**Source document:**
────────────────────

Relativistic Particle Collisions with Photons: Understanding Momentum and Energy

[soupdejour]

I have never done relativistic collisions when a photon is involved, and it's messing wtih me.

For example, I have a photon colliding with a pion moving at a speed 3c/4. Is it possible to use a frame so that the pion is at rest? I think not, because the momentum of the photon is the same in all frames because it travels at c.

Or does the momentum or energy of the photon change in different frames?

 

[humanino]

Is it possible to use a frame so that the pion is at rest?

Yes, the pion has a finite (non-vanishing) mass of approximately 135 or 139 MeV.

does the momentum or energy of the photon change in different frames?

────────────────────

**Task material:**
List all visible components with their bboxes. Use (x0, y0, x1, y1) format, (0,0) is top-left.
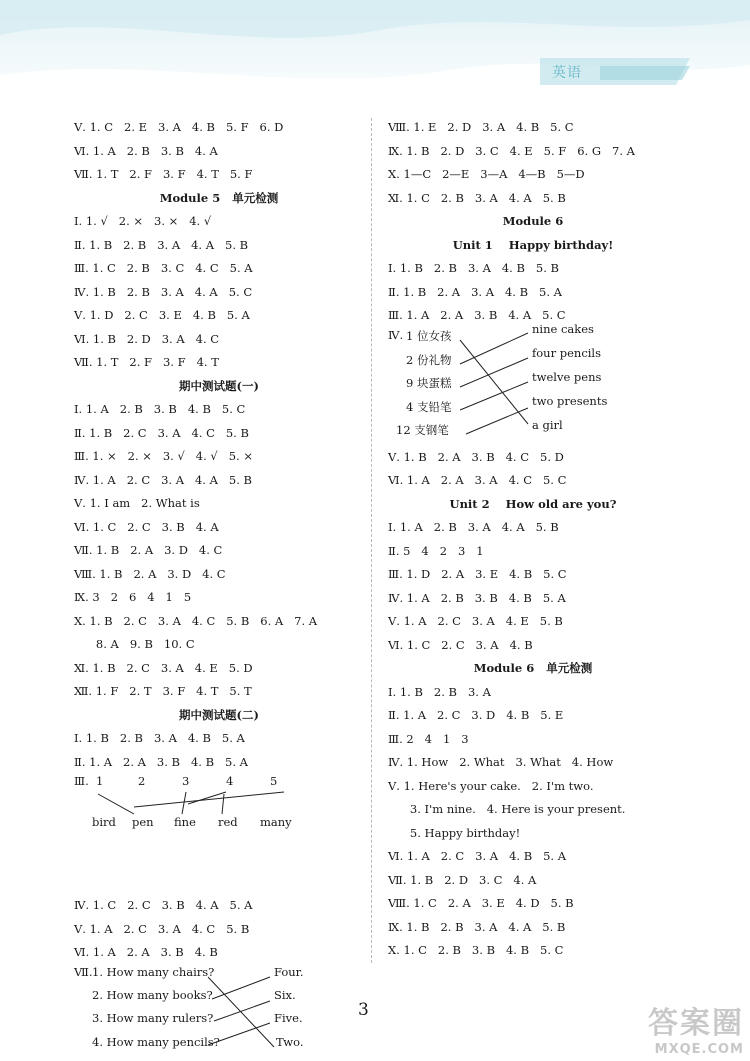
answer-line: Ⅱ. 1. A 2. C 3. D 4. B 5. E (388, 708, 564, 722)
answer-line: Ⅺ. 1. B 2. C 3. A 4. E 5. D (74, 660, 253, 675)
answer-line: Ⅴ. 1. A 2. C 3. A 4. C 5. B (74, 921, 250, 936)
answer-line: Ⅳ. 1. A 2. B 3. B 4. B 5. A (388, 590, 566, 605)
answer-line: 8. A 9. B 10. C (74, 637, 195, 651)
watermark-text: 答案圈 (648, 1006, 744, 1041)
answer-line: Ⅰ. 1. A 2. B 3. A 4. A 5. B (388, 520, 559, 534)
section-heading-module6: Module 6 (502, 214, 564, 228)
question-label: Ⅳ. (388, 327, 404, 342)
watermark-url: MXQE.COM (654, 1042, 744, 1057)
match-word: pen (132, 815, 154, 829)
match-line (222, 794, 224, 814)
match-chinese: 12 支钢笔 (396, 422, 449, 437)
match-chinese: 4 支铅笔 (406, 399, 452, 414)
match-line (460, 333, 528, 364)
answer-line: Ⅹ. 1. C 2. B 3. B 4. B 5. C (388, 943, 564, 957)
match-answer: Two. (276, 1034, 304, 1049)
answer-line: Ⅴ. 1. C 2. E 3. A 4. B 5. F 6. D (74, 120, 284, 134)
section-heading-module5: Module 5 单元检测 (159, 190, 279, 205)
right-column (388, 116, 678, 963)
answer-line: Ⅲ. 1. A 2. A 3. B 4. A 5. C (388, 308, 566, 322)
match-line (466, 408, 528, 434)
match-number: 1 (96, 774, 104, 788)
answer-line: Ⅱ. 1. B 2. A 3. A 4. B 5. A (388, 284, 562, 299)
answer-line: Ⅸ. 1. B 2. D 3. C 4. E 5. F 6. G 7. A (388, 143, 635, 158)
section-heading-midterm2: 期中测试题(二) (179, 707, 259, 722)
answer-line: Ⅵ. 1. A 2. A 3. B 4. B (74, 945, 218, 959)
answer-line: Ⅶ. 1. T 2. F 3. F 4. T 5. F (74, 167, 253, 181)
answer-line: Ⅲ. 1. C 2. B 3. C 4. C 5. A (74, 261, 253, 275)
match-word: many (260, 815, 292, 829)
match-number: 2 (138, 774, 146, 788)
answer-line: Ⅱ. 1. B 2. B 3. A 4. A 5. B (74, 237, 249, 252)
answer-line: Ⅷ. 1. E 2. D 3. A 4. B 5. C (388, 120, 574, 134)
answer-line: Ⅴ. 1. Here's your cake. 2. I'm two. (388, 778, 594, 793)
answer-line: Ⅷ. 1. C 2. A 3. E 4. D 5. B (388, 896, 574, 910)
answer-line: Ⅵ. 1. B 2. D 3. A 4. C (74, 331, 220, 346)
answer-line: 3. I'm nine. 4. Here is your present. (388, 802, 626, 816)
answer-line: Ⅵ. 1. A 2. B 3. B 4. A (74, 143, 218, 158)
match-question: 1. How many chairs? (92, 964, 215, 979)
answer-line: Ⅱ. 1. B 2. C 3. A 4. C 5. B (74, 425, 249, 440)
match-line (182, 792, 186, 814)
subject-label: 英语 (552, 65, 582, 81)
answer-line: Ⅷ. 1. B 2. A 3. D 4. C (74, 566, 226, 581)
match-number: 5 (270, 774, 278, 788)
answer-line: Ⅲ. 1. × 2. × 3. √ 4. √ 5. × (74, 449, 253, 463)
match-chinese: 9 块蛋糕 (406, 375, 452, 390)
answer-line: Ⅹ. 1. B 2. C 3. A 4. C 5. B 6. A 7. A (74, 613, 318, 628)
match-english: nine cakes (532, 321, 594, 336)
answer-line: Ⅱ. 5 4 2 3 1 (388, 543, 484, 558)
answer-line: Ⅶ. 1. T 2. F 3. F 4. T (74, 355, 219, 369)
match-line (460, 382, 528, 410)
answer-line: Ⅴ. 1. B 2. A 3. B 4. C 5. D (388, 449, 564, 464)
answer-line: Ⅵ. 1. A 2. C 3. A 4. B 5. A (388, 849, 567, 863)
match-question: 2. How many books? (92, 987, 213, 1002)
section-heading-unit1: Unit 1 Happy birthday! (452, 237, 614, 252)
matching-questions-to-answers (74, 965, 364, 1059)
match-line (460, 340, 528, 424)
section-heading-unit2: Unit 2 How old are you? (449, 496, 617, 511)
answer-line: Ⅲ. 1. D 2. A 3. E 4. B 5. C (388, 567, 567, 581)
answer-line: Ⅳ. 1. A 2. C 3. A 4. A 5. B (74, 472, 252, 487)
answer-line: Ⅸ. 1. B 2. B 3. A 4. A 5. B (388, 919, 566, 934)
match-word: bird (92, 815, 116, 829)
left-column (74, 116, 364, 1059)
question-label: Ⅲ. (74, 774, 89, 788)
question-label: Ⅶ. (74, 964, 93, 979)
match-question: 3. How many rulers? (92, 1010, 214, 1025)
match-line (134, 792, 284, 807)
page-number: 3 (358, 1000, 369, 1020)
answer-line: Ⅻ. 1. F 2. T 3. F 4. T 5. T (74, 684, 252, 698)
match-number: 4 (226, 774, 234, 788)
answer-line: Ⅵ. 1. A 2. A 3. A 4. C 5. C (388, 473, 567, 487)
match-english: a girl (532, 417, 563, 432)
answer-line: Ⅲ. 2 4 1 3 (388, 731, 469, 746)
match-answer: Four. (274, 964, 304, 979)
answer-line: Ⅺ. 1. C 2. B 3. A 4. A 5. B (388, 190, 566, 205)
answer-line: Ⅴ. 1. I am 2. What is (74, 496, 200, 510)
match-number: 3 (182, 774, 190, 788)
answer-line: Ⅰ. 1. B 2. B 3. A 4. B 5. B (388, 261, 559, 275)
answer-line: Ⅴ. 1. A 2. C 3. A 4. E 5. B (388, 614, 563, 628)
matching-numbers-to-words (74, 774, 364, 894)
watermark-logo (648, 998, 744, 1057)
match-answer: Six. (274, 987, 296, 1002)
match-word: red (218, 815, 238, 829)
section-heading-module6-test: Module 6 单元检测 (473, 661, 593, 675)
answer-line: Ⅰ. 1. B 2. B 3. A 4. B 5. A (74, 731, 245, 745)
answer-line: 5. Happy birthday! (388, 825, 521, 840)
match-line (98, 794, 134, 814)
section-heading-midterm1: 期中测试题(一) (179, 378, 259, 393)
answer-line: Ⅴ. 1. D 2. C 3. E 4. B 5. A (74, 308, 250, 322)
answer-line: Ⅵ. 1. C 2. C 3. B 4. A (74, 519, 219, 534)
header-banner (0, 0, 750, 110)
match-question: 4. How many pencils? (92, 1034, 220, 1049)
match-english: four pencils (532, 345, 602, 360)
answer-line: Ⅰ. 1. B 2. B 3. A (388, 684, 491, 699)
decorative-snow-background (0, 0, 750, 110)
answer-line: Ⅱ. 1. A 2. A 3. B 4. B 5. A (74, 754, 248, 769)
match-line (212, 977, 270, 999)
answer-line: Ⅳ. 1. C 2. C 3. B 4. A 5. A (74, 898, 253, 912)
answer-line: Ⅳ. 1. B 2. B 3. A 4. A 5. C (74, 284, 253, 299)
answer-line: Ⅰ. 1. √ 2. × 3. × 4. √ (74, 214, 212, 228)
match-chinese: 2 份礼物 (406, 352, 452, 367)
match-english: two presents (532, 393, 608, 408)
match-answer: Five. (274, 1010, 303, 1025)
answer-line: Ⅵ. 1. C 2. C 3. A 4. B (388, 637, 533, 652)
column-divider (371, 118, 372, 963)
match-english: twelve pens (532, 369, 602, 384)
match-line (214, 1001, 270, 1021)
match-chinese: 1 位女孩 (406, 328, 452, 343)
answer-line: Ⅶ. 1. B 2. D 3. C 4. A (388, 872, 537, 887)
answer-line: Ⅶ. 1. B 2. A 3. D 4. C (74, 543, 223, 557)
answer-line: Ⅳ. 1. How 2. What 3. What 4. How (388, 755, 614, 769)
answer-line: Ⅰ. 1. A 2. B 3. B 4. B 5. C (74, 402, 246, 416)
matching-chinese-to-english (388, 321, 678, 446)
match-word: fine (174, 815, 196, 829)
answer-line: Ⅸ. 3 2 6 4 1 5 (74, 590, 192, 604)
answer-line: Ⅹ. 1—C 2—E 3—A 4—B 5—D (388, 167, 585, 181)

────────────────────

**Exercise instructions:**
1. List every numerical value stated in the forum thread on relativistic photon collisions, with its unit where the thread gives one.
2. Write out, word for word, the part of the listing that opens with the line containing "answer-line: Ⅱ. 1. A 2. C" and closes with the line containing "answer-line: Ⅱ. 1. B 2. A", including both of those lines.
The forum thread and the listing have nothing to do with each other.

**Final results:**
1. 3c/4, 135 MeV, 139 MeV

2.
answer-line: Ⅱ. 1. A 2. C 3. D 4. B 5. E (388, 708, 564, 722)
answer-line: Ⅺ. 1. B 2. C 3. A 4. E 5. D (74, 660, 253, 675)
answer-line: Ⅴ. 1. A 2. C 3. A 4. C 5. B (74, 921, 250, 936)
answer-line: Ⅳ. 1. A 2. B 3. B 4. B 5. A (388, 590, 566, 605)
answer-line: 8. A 9. B 10. C (74, 637, 195, 651)
watermark-text: 答案圈 (648, 1006, 744, 1041)
answer-line: Ⅰ. 1. A 2. B 3. A 4. A 5. B (388, 520, 559, 534)
section-heading-module6: Module 6 (502, 214, 564, 228)
question-label: Ⅳ. (388, 327, 404, 342)
watermark-url: MXQE.COM (654, 1042, 744, 1057)
match-word: pen (132, 815, 154, 829)
match-line (222, 794, 224, 814)
match-chinese: 12 支钢笔 (396, 422, 449, 437)
match-chinese: 4 支铅笔 (406, 399, 452, 414)
match-line (460, 333, 528, 364)
answer-line: Ⅹ. 1. C 2. B 3. B 4. B 5. C (388, 943, 564, 957)
match-answer: Two. (276, 1034, 304, 1049)
answer-line: Ⅴ. 1. C 2. E 3. A 4. B 5. F 6. D (74, 120, 284, 134)
section-heading-module5: Module 5 单元检测 (159, 190, 279, 205)
right-column (388, 116, 678, 963)
answer-line: Ⅲ. 1. A 2. A 3. B 4. A 5. C (388, 308, 566, 322)
match-line (466, 408, 528, 434)
match-number: 1 (96, 774, 104, 788)
answer-line: Ⅱ. 1. B 2. A 3. A 4. B 5. A (388, 284, 562, 299)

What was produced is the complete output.